■ Directions for this task ■
With the pictures left out, copy the listing below exactly.

# # # #

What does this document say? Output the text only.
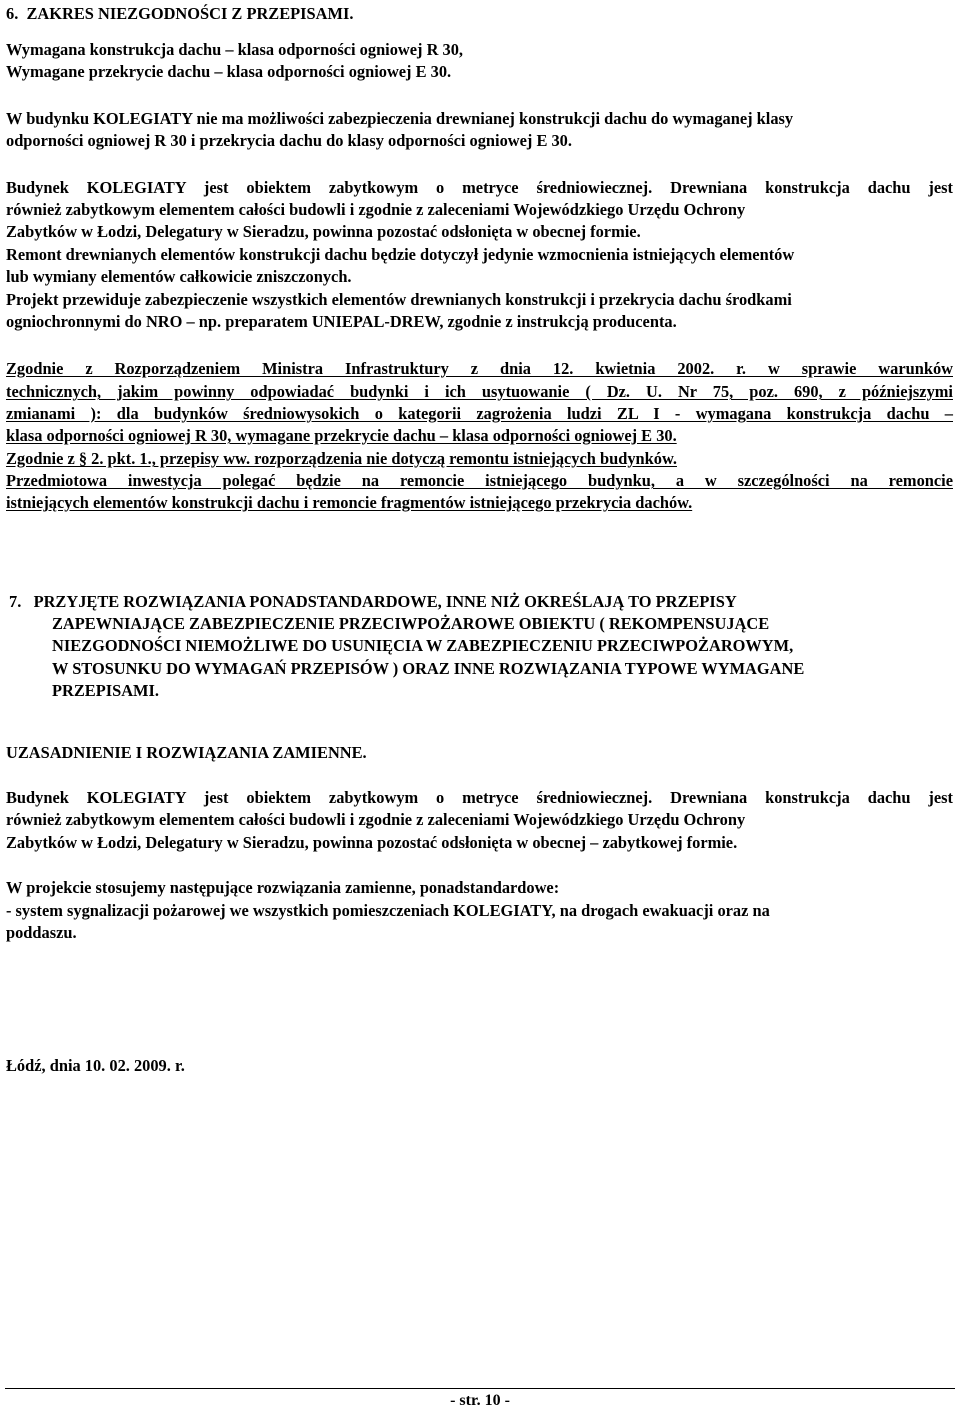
6.  ZAKRES NIEZGODNOŚCI Z PRZEPISAMI.
Wymagana konstrukcja dachu – klasa odporności ogniowej R 30,
Wymagane przekrycie dachu – klasa odporności ogniowej E 30.
W budynku KOLEGIATY nie ma możliwości zabezpieczenia drewnianej konstrukcji dachu do wymaganej klasy
odporności ogniowej R 30 i przekrycia dachu do klasy odporności ogniowej E 30.
Budynek KOLEGIATY jest obiektem zabytkowym o metryce średniowiecznej. Drewniana konstrukcja dachu jest
również zabytkowym elementem całości budowli i zgodnie z zaleceniami Wojewódzkiego Urzędu Ochrony
Zabytków w Łodzi, Delegatury w Sieradzu, powinna pozostać odsłonięta w obecnej formie.
Remont drewnianych elementów konstrukcji dachu będzie dotyczył jedynie wzmocnienia istniejących elementów
lub wymiany elementów całkowicie zniszczonych.
Projekt przewiduje zabezpieczenie wszystkich elementów drewnianych konstrukcji i przekrycia dachu środkami
ogniochronnymi do NRO – np. preparatem UNIEPAL-DREW, zgodnie z instrukcją producenta.
Zgodnie z Rozporządzeniem Ministra Infrastruktury z dnia 12. kwietnia 2002. r. w sprawie warunków
technicznych, jakim powinny odpowiadać budynki i ich usytuowanie ( Dz. U. Nr 75, poz. 690, z późniejszymi
zmianami ): dla budynków średniowysokich o kategorii zagrożenia ludzi ZL I - wymagana konstrukcja dachu –
klasa odporności ogniowej R 30, wymagane przekrycie dachu – klasa odporności ogniowej E 30.
Zgodnie z § 2. pkt. 1., przepisy ww. rozporządzenia nie dotyczą remontu istniejących budynków.
Przedmiotowa inwestycja polegać będzie na remoncie istniejącego budynku, a w szczególności na remoncie
istniejących elementów konstrukcji dachu i remoncie fragmentów istniejącego przekrycia dachów.
7.   PRZYJĘTE ROZWIĄZANIA PONADSTANDARDOWE, INNE NIŻ OKREŚLAJĄ TO PRZEPISY
ZAPEWNIAJĄCE ZABEZPIECZENIE PRZECIWPOŻAROWE OBIEKTU ( REKOMPENSUJĄCE
NIEZGODNOŚCI NIEMOŻLIWE DO USUNIĘCIA W ZABEZPIECZENIU PRZECIWPOŻAROWYM,
W STOSUNKU DO WYMAGAŃ PRZEPISÓW ) ORAZ INNE ROZWIĄZANIA TYPOWE WYMAGANE
PRZEPISAMI.
UZASADNIENIE I ROZWIĄZANIA ZAMIENNE.
Budynek KOLEGIATY jest obiektem zabytkowym o metryce średniowiecznej. Drewniana konstrukcja dachu jest
również zabytkowym elementem całości budowli i zgodnie z zaleceniami Wojewódzkiego Urzędu Ochrony
Zabytków w Łodzi, Delegatury w Sieradzu, powinna pozostać odsłonięta w obecnej – zabytkowej formie.
W projekcie stosujemy następujące rozwiązania zamienne, ponadstandardowe:
- system sygnalizacji pożarowej we wszystkich pomieszczeniach KOLEGIATY, na drogach ewakuacji oraz na
poddaszu.
Łódź, dnia 10. 02. 2009. r.
- str. 10 -
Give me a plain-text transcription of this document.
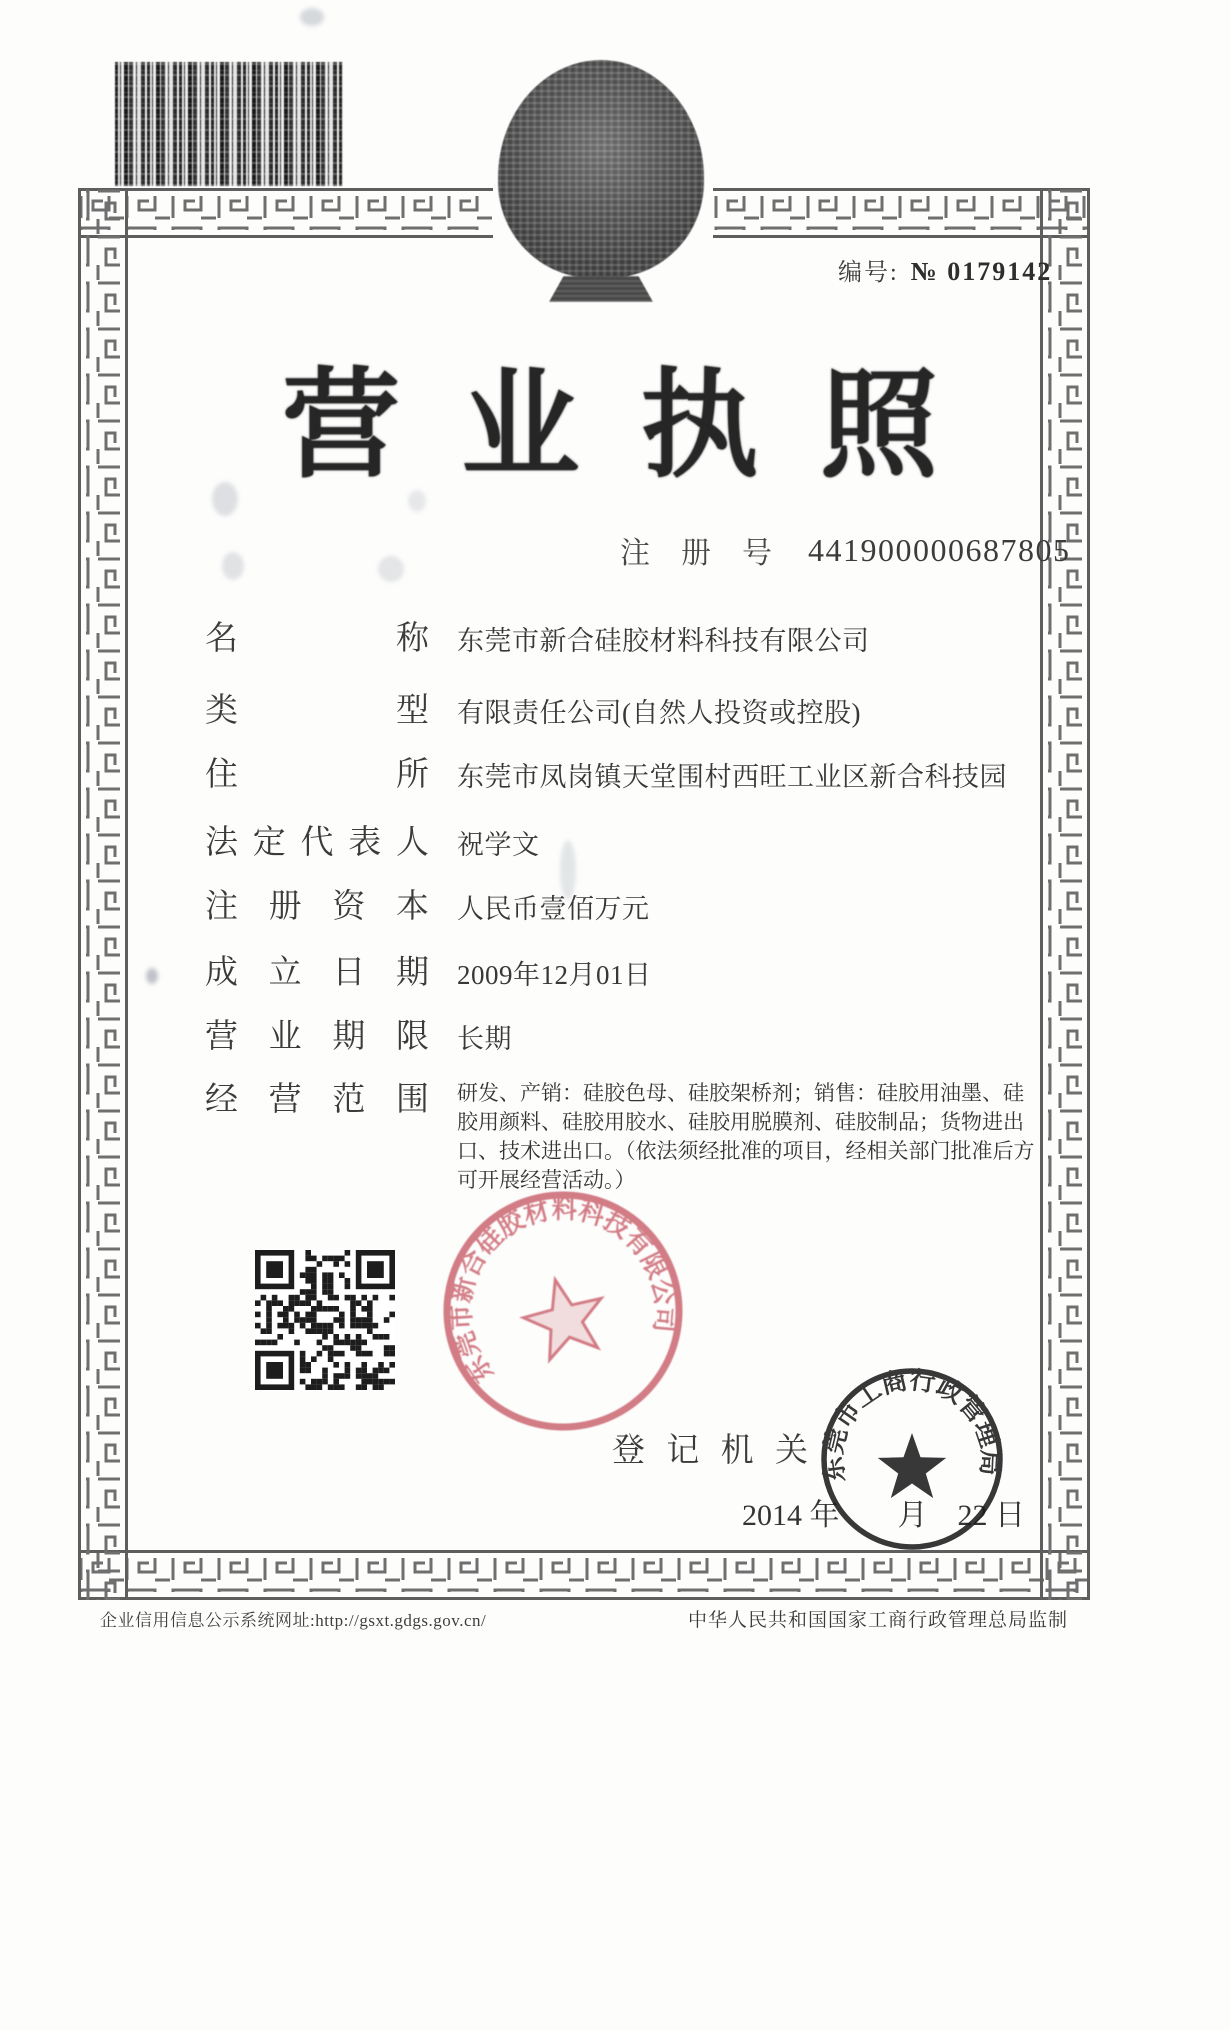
编号: № 0179142
营 业 执 照
注 册 号 441900000687805
名	称 东莞市新合硅胶材料科技有限公司
类	型 有限责任公司(自然人投资或控股)
住	所 东莞市凤岗镇天堂围村西旺工业区新合科技园
法 定 代 表 人 祝学文
注 册 资 本 人民币壹佰万元
成 立 日 期 2009年12月01日
营 业 期 限 长期
经 营 范 围 研发、产销：硅胶色母、硅胶架桥剂；销售：硅胶用油墨、硅胶用颜料、硅胶用胶水、硅胶用脱膜剂、硅胶制品；货物进出口、技术进出口。（依法须经批准的项目，经相关部门批准后方可开展经营活动。）
东莞市新合硅胶材料科技有限公司
登 记 机 关
2014 年 月 22 日
东莞市工商行政管理局
企业信用信息公示系统网址:http://gsxt.gdgs.gov.cn/	中华人民共和国国家工商行政管理总局监制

# # # #

■ Solution to this problem ■
What does this document say? Output the text only.
6.  ZAKRES NIEZGODNOŚCI Z PRZEPISAMI.
Wymagana konstrukcja dachu – klasa odporności ogniowej R 30,
Wymagane przekrycie dachu – klasa odporności ogniowej E 30.
W budynku KOLEGIATY nie ma możliwości zabezpieczenia drewnianej konstrukcji dachu do wymaganej klasy
odporności ogniowej R 30 i przekrycia dachu do klasy odporności ogniowej E 30.
Budynek KOLEGIATY jest obiektem zabytkowym o metryce średniowiecznej. Drewniana konstrukcja dachu jest
również zabytkowym elementem całości budowli i zgodnie z zaleceniami Wojewódzkiego Urzędu Ochrony
Zabytków w Łodzi, Delegatury w Sieradzu, powinna pozostać odsłonięta w obecnej formie.
Remont drewnianych elementów konstrukcji dachu będzie dotyczył jedynie wzmocnienia istniejących elementów
lub wymiany elementów całkowicie zniszczonych.
Projekt przewiduje zabezpieczenie wszystkich elementów drewnianych konstrukcji i przekrycia dachu środkami
ogniochronnymi do NRO – np. preparatem UNIEPAL-DREW, zgodnie z instrukcją producenta.
Zgodnie z Rozporządzeniem Ministra Infrastruktury z dnia 12. kwietnia 2002. r. w sprawie warunków
technicznych, jakim powinny odpowiadać budynki i ich usytuowanie ( Dz. U. Nr 75, poz. 690, z późniejszymi
zmianami ): dla budynków średniowysokich o kategorii zagrożenia ludzi ZL I - wymagana konstrukcja dachu –
klasa odporności ogniowej R 30, wymagane przekrycie dachu – klasa odporności ogniowej E 30.
Zgodnie z § 2. pkt. 1., przepisy ww. rozporządzenia nie dotyczą remontu istniejących budynków.
Przedmiotowa inwestycja polegać będzie na remoncie istniejącego budynku, a w szczególności na remoncie
istniejących elementów konstrukcji dachu i remoncie fragmentów istniejącego przekrycia dachów.
7.   PRZYJĘTE ROZWIĄZANIA PONADSTANDARDOWE, INNE NIŻ OKREŚLAJĄ TO PRZEPISY
ZAPEWNIAJĄCE ZABEZPIECZENIE PRZECIWPOŻAROWE OBIEKTU ( REKOMPENSUJĄCE
NIEZGODNOŚCI NIEMOŻLIWE DO USUNIĘCIA W ZABEZPIECZENIU PRZECIWPOŻAROWYM,
W STOSUNKU DO WYMAGAŃ PRZEPISÓW ) ORAZ INNE ROZWIĄZANIA TYPOWE WYMAGANE
PRZEPISAMI.
UZASADNIENIE I ROZWIĄZANIA ZAMIENNE.
Budynek KOLEGIATY jest obiektem zabytkowym o metryce średniowiecznej. Drewniana konstrukcja dachu jest
również zabytkowym elementem całości budowli i zgodnie z zaleceniami Wojewódzkiego Urzędu Ochrony
Zabytków w Łodzi, Delegatury w Sieradzu, powinna pozostać odsłonięta w obecnej – zabytkowej formie.
W projekcie stosujemy następujące rozwiązania zamienne, ponadstandardowe:
- system sygnalizacji pożarowej we wszystkich pomieszczeniach KOLEGIATY, na drogach ewakuacji oraz na
poddaszu.
Łódź, dnia 10. 02. 2009. r.
- str. 10 -
Give me a plain-text transcription of this document.
编号: № 0179142
营 业 执 照
注 册 号 441900000687805
名	称 东莞市新合硅胶材料科技有限公司
类	型 有限责任公司(自然人投资或控股)
住	所 东莞市凤岗镇天堂围村西旺工业区新合科技园
法 定 代 表 人 祝学文
注 册 资 本 人民币壹佰万元
成 立 日 期 2009年12月01日
营 业 期 限 长期
经 营 范 围 研发、产销：硅胶色母、硅胶架桥剂；销售：硅胶用油墨、硅胶用颜料、硅胶用胶水、硅胶用脱膜剂、硅胶制品；货物进出口、技术进出口。（依法须经批准的项目，经相关部门批准后方可开展经营活动。）
东莞市新合硅胶材料科技有限公司
登 记 机 关
2014 年 月 22 日
东莞市工商行政管理局
企业信用信息公示系统网址:http://gsxt.gdgs.gov.cn/	中华人民共和国国家工商行政管理总局监制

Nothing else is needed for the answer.